* **Request**
Find all lines in the records that include the word "NGUYEN", and copy them out.
╭─ Available records
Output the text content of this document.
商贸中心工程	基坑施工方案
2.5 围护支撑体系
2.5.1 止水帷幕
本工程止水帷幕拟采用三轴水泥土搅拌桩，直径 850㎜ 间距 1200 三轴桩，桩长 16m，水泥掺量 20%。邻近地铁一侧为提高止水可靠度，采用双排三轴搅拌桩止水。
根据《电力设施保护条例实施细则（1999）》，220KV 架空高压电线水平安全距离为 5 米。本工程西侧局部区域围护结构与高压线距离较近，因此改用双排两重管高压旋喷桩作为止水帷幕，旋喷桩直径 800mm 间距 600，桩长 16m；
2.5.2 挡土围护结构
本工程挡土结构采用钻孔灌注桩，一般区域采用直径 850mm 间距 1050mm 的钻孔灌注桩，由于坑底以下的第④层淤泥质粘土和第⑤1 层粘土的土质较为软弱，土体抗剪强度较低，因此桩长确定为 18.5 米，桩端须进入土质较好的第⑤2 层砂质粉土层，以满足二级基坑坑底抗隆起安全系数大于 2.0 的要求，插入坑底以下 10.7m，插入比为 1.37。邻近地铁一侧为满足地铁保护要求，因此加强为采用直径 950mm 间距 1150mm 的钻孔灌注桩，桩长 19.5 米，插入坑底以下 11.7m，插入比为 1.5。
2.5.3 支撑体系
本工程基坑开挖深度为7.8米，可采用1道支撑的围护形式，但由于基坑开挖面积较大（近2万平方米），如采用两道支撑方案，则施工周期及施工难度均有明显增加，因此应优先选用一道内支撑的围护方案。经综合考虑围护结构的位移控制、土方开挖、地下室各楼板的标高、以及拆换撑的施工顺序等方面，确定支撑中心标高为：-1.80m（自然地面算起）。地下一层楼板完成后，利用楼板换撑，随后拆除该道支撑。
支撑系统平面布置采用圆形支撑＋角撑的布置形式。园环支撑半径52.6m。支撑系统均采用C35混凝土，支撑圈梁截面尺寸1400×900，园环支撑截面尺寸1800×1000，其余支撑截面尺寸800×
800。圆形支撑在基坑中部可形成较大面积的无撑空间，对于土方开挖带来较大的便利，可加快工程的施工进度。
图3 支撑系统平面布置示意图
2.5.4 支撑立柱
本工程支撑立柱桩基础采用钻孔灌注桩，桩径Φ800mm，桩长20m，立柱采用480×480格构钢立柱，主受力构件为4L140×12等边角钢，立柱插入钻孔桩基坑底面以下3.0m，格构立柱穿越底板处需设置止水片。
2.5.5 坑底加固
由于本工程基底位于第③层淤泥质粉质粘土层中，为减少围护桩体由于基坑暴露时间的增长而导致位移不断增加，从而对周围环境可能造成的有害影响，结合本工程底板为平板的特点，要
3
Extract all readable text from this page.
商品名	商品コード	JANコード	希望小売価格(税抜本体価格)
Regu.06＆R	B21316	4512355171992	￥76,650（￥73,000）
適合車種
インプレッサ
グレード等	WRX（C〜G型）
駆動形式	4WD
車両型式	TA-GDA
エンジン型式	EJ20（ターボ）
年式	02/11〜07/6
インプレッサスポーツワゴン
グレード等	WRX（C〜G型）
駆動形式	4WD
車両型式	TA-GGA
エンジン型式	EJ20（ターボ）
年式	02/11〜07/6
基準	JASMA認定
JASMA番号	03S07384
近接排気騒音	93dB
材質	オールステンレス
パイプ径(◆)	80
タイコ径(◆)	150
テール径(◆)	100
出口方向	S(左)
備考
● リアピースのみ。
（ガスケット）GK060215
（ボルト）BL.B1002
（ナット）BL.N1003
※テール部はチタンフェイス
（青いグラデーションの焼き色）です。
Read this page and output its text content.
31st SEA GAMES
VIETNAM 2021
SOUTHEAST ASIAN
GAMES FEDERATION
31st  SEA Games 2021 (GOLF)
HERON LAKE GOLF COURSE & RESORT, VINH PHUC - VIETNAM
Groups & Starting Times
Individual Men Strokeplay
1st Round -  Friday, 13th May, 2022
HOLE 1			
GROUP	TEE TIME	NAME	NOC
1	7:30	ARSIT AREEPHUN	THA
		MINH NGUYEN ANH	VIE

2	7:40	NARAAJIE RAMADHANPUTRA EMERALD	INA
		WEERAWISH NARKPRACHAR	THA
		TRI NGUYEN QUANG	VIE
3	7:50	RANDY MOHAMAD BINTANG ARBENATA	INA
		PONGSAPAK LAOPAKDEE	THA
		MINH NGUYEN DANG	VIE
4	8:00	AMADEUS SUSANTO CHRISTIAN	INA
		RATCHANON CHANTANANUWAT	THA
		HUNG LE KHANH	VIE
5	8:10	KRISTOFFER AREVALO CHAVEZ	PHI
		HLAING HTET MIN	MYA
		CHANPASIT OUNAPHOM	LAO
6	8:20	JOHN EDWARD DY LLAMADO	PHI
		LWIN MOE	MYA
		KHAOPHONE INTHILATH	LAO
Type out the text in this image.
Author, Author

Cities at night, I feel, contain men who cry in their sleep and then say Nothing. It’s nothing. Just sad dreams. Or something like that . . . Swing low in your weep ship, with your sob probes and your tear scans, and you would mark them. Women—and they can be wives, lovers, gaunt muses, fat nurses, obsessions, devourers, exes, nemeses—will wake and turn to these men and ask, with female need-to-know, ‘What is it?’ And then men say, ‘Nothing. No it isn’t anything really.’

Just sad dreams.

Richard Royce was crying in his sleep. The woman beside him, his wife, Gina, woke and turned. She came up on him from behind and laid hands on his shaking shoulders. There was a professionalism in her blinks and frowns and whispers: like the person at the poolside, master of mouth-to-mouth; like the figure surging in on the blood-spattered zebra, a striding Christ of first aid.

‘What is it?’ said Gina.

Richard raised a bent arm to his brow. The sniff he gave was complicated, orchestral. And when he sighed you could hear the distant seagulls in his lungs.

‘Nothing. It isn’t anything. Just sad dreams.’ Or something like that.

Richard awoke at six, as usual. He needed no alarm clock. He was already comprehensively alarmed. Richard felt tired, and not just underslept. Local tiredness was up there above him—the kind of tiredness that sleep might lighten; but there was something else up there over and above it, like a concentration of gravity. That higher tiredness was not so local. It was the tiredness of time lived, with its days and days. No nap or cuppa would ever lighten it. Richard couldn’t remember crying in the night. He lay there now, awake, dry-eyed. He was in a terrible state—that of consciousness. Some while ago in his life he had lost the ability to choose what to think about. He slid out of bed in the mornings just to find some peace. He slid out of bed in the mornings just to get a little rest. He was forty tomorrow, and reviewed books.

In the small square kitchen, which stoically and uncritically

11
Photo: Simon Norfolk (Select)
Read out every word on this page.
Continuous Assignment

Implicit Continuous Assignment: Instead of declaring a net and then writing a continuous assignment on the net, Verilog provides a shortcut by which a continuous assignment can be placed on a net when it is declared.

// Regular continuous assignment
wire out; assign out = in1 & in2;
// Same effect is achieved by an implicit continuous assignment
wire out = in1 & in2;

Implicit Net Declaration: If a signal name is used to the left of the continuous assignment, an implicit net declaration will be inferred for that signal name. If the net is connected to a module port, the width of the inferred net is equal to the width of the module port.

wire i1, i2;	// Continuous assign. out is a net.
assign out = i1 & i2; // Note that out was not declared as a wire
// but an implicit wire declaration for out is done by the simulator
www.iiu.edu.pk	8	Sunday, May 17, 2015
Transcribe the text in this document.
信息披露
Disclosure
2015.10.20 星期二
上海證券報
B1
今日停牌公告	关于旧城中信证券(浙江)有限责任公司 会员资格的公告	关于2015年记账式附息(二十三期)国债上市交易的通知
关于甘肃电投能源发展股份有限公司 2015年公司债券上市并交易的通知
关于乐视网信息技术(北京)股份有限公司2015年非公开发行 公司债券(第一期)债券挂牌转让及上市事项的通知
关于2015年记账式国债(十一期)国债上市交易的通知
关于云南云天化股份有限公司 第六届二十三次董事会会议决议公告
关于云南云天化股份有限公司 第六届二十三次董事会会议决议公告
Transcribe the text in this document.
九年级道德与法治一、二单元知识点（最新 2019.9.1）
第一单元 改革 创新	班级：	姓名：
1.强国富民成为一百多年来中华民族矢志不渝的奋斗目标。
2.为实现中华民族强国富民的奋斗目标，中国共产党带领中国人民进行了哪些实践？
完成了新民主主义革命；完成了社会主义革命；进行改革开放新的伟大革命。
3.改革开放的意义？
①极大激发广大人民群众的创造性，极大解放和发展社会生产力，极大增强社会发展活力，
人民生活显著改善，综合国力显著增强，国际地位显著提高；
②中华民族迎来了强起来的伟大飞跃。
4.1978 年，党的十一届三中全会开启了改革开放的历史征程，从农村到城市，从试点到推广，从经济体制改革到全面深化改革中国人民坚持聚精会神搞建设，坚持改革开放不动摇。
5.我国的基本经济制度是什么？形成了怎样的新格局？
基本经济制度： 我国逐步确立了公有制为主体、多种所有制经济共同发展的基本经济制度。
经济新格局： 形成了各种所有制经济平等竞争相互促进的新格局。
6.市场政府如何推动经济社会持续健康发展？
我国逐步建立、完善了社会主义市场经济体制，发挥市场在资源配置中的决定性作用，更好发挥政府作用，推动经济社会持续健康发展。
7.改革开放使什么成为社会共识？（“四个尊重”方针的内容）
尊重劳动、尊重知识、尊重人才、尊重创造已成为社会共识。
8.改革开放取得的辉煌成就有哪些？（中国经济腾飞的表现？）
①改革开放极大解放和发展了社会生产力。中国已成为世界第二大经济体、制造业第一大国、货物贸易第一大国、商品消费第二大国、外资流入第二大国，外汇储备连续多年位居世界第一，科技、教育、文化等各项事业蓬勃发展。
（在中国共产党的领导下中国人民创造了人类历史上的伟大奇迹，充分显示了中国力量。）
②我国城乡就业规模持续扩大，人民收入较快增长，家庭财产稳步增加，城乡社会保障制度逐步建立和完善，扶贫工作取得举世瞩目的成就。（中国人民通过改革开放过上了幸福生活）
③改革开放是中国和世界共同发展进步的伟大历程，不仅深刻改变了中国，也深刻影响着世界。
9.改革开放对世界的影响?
╰─
* **Final answer**
		MINH NGUYEN ANH	VIE
		TRI NGUYEN QUANG	VIE
		MINH NGUYEN DANG	VIE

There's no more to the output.